* _Written instruction_: Omit every picture, then give all the entries again exactly.

* _Provided records_:
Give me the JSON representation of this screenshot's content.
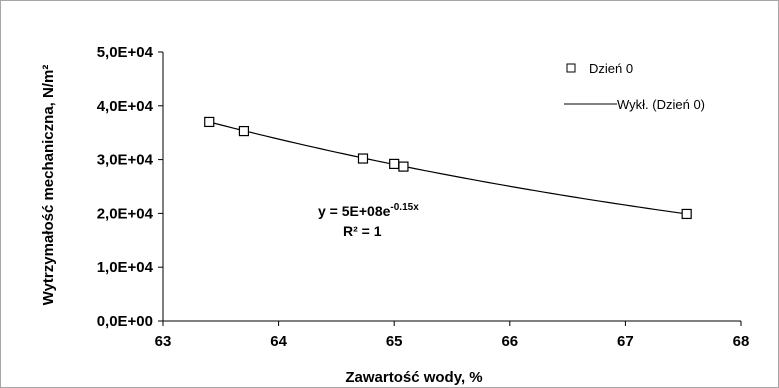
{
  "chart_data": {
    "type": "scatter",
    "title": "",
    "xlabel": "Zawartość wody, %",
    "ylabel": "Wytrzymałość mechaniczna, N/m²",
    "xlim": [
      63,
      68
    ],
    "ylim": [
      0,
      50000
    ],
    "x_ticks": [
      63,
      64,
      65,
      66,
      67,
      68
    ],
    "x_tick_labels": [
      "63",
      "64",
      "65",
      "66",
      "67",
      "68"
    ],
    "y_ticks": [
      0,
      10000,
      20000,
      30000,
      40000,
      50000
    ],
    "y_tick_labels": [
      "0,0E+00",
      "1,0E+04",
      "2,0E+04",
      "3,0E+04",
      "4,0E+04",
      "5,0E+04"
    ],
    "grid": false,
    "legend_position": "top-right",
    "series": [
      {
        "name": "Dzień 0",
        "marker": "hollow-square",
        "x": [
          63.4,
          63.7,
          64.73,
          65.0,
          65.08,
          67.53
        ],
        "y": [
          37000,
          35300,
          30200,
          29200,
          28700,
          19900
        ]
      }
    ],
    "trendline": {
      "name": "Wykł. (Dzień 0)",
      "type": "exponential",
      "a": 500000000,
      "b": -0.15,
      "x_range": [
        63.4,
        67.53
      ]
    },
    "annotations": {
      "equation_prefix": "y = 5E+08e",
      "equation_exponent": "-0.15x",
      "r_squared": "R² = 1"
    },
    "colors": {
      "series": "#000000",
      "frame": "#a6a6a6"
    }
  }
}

* _Response_:
Give me the JSON representation of this screenshot's content.
{
  "chart_data": {
    "type": "scatter",
    "title": "",
    "xlabel": "Zawartość wody, %",
    "ylabel": "Wytrzymałość mechaniczna, N/m²",
    "xlim": [
      63,
      68
    ],
    "ylim": [
      0,
      50000
    ],
    "x_ticks": [
      63,
      64,
      65,
      66,
      67,
      68
    ],
    "x_tick_labels": [
      "63",
      "64",
      "65",
      "66",
      "67",
      "68"
    ],
    "y_ticks": [
      0,
      10000,
      20000,
      30000,
      40000,
      50000
    ],
    "y_tick_labels": [
      "0,0E+00",
      "1,0E+04",
      "2,0E+04",
      "3,0E+04",
      "4,0E+04",
      "5,0E+04"
    ],
    "grid": false,
    "legend_position": "top-right",
    "series": [
      {
        "name": "Dzień 0",
        "marker": "hollow-square",
        "x": [
          63.4,
          63.7,
          64.73,
          65.0,
          65.08,
          67.53
        ],
        "y": [
          37000,
          35300,
          30200,
          29200,
          28700,
          19900
        ]
      }
    ],
    "trendline": {
      "name": "Wykł. (Dzień 0)",
      "type": "exponential",
      "a": 500000000,
      "b": -0.15,
      "x_range": [
        63.4,
        67.53
      ]
    },
    "annotations": {
      "equation_prefix": "y = 5E+08e",
      "equation_exponent": "-0.15x",
      "r_squared": "R² = 1"
    },
    "colors": {
      "series": "#000000",
      "frame": "#a6a6a6"
    }
  }
}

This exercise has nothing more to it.